_Brief 1:_
From the notes on Dreiser, reproduce the passage starting with "Composed by Dreiser’s" and going on through "Studies 30.1 (1999).", keeping every word unchanged.
_Brief 2:_
According to the notes on Dreiser, who composed "On the Banks of the Wabash"?
_Brief 3:_
In the notes on Dreiser, why is Clayton W. Henderson's book on Paul Dresser mentioned?
[start Extract]
Helen Dreiser was Theodore Dreise r’s second wife. She was born Helen Esther Patges in 1984 in Oregon. Her first husband, who she married in Oregon, was Francis Dawson Richardson. She married Theodore Dreiser in the state of Washington in 1944. She died at the home of her sister in Oregon on September 22, 1955.
Composed by Dreiser’s brother Paul Dresser (1857-1906), “On the Banks of the Wabash” became the Indiana state song. Theodore Dreiser claimed to have written part of the lyrics himself. For a discussion of this, see On the Banks of the Wabash: The Life and Music of Paul Dresser by Clayton W. Henderson (Indiana Historical Society Press, 2003). See also “’On the Banks of the Wabash’: A Musical Whodunit” by Richard W. Dowell in Indiana Magazine of History 66 (June 1970) and “Collaborating on ‘The Banks of the Wabash’: A Brief History of an Interdisciplinary Debate, Some New Evidence, and a Reflexive Consideration of Turf and Ownership” by Carol S. Loranger and Dennis Loranger in Dreiser Studies 30.1 (1999).
[end Extract]
[start Information shown]
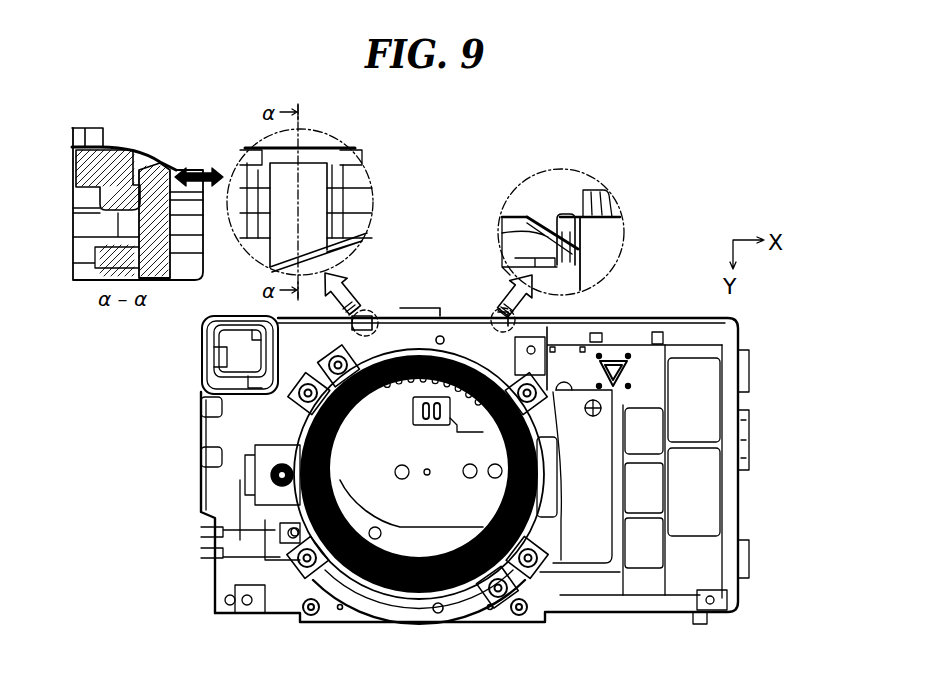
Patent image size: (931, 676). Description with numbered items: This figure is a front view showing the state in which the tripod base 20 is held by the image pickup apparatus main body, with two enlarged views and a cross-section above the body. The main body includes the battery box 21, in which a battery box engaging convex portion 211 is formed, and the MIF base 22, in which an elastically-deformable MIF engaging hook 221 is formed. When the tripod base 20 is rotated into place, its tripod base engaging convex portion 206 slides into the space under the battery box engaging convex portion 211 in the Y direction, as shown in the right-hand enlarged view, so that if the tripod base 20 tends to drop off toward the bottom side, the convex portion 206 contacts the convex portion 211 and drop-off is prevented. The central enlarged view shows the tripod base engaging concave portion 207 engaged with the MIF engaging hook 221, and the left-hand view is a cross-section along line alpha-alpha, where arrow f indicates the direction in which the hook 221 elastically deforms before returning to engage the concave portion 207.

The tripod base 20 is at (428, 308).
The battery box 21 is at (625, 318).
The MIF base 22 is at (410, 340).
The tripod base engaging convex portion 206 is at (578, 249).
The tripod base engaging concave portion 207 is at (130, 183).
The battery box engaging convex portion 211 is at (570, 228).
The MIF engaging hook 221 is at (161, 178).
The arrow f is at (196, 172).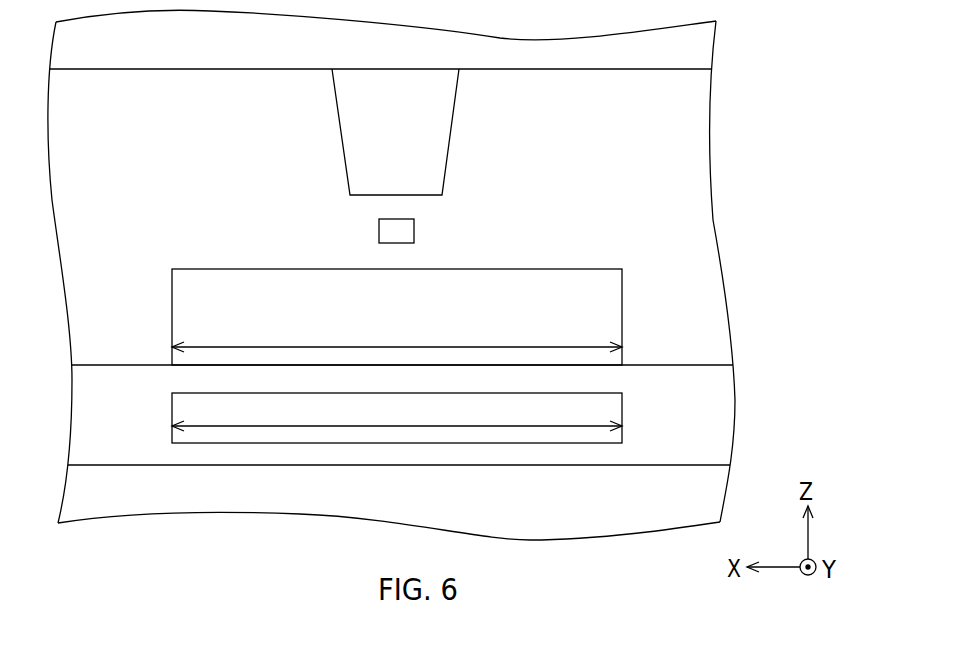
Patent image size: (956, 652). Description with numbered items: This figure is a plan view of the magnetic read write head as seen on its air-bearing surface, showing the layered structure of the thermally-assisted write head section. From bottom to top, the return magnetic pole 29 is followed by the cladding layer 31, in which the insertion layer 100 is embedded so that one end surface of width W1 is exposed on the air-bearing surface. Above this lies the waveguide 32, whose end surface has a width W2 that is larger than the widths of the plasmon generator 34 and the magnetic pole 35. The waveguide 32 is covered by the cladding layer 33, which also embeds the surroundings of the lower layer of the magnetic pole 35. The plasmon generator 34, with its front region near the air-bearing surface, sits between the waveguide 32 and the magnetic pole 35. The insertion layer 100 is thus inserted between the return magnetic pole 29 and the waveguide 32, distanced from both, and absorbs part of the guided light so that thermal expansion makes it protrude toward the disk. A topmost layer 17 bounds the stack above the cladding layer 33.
[end Information shown]
_Correct answer 1:_
Composed by Dreiser’s brother Paul Dresser (1857-1906), “On the Banks of the Wabash” became the Indiana state song. Theodore Dreiser claimed to have written part of the lyrics himself. For a discussion of this, see On the Banks of the Wabash: The Life and Music of Paul Dresser by Clayton W. Henderson (Indiana Historical Society Press, 2003). See also “’On the Banks of the Wabash’: A Musical Whodunit” by Richard W. Dowell in Indiana Magazine of History 66 (June 1970) and “Collaborating on ‘The Banks of the Wabash’: A Brief History of an Interdisciplinary Debate, Some New Evidence, and a Reflexive Consideration of Turf and Ownership” by Carol S. Loranger and Dennis Loranger in Dreiser Studies 30.1 (1999).

_Correct answer 2:_
Paul Dresser, Theodore Dreiser's brother, composed it.

_Correct answer 3:_
Theodore Dreiser claimed that he wrote part of the lyrics of "On the Banks of the Wabash." Henderson's book is given as a place to find a discussion of that claim.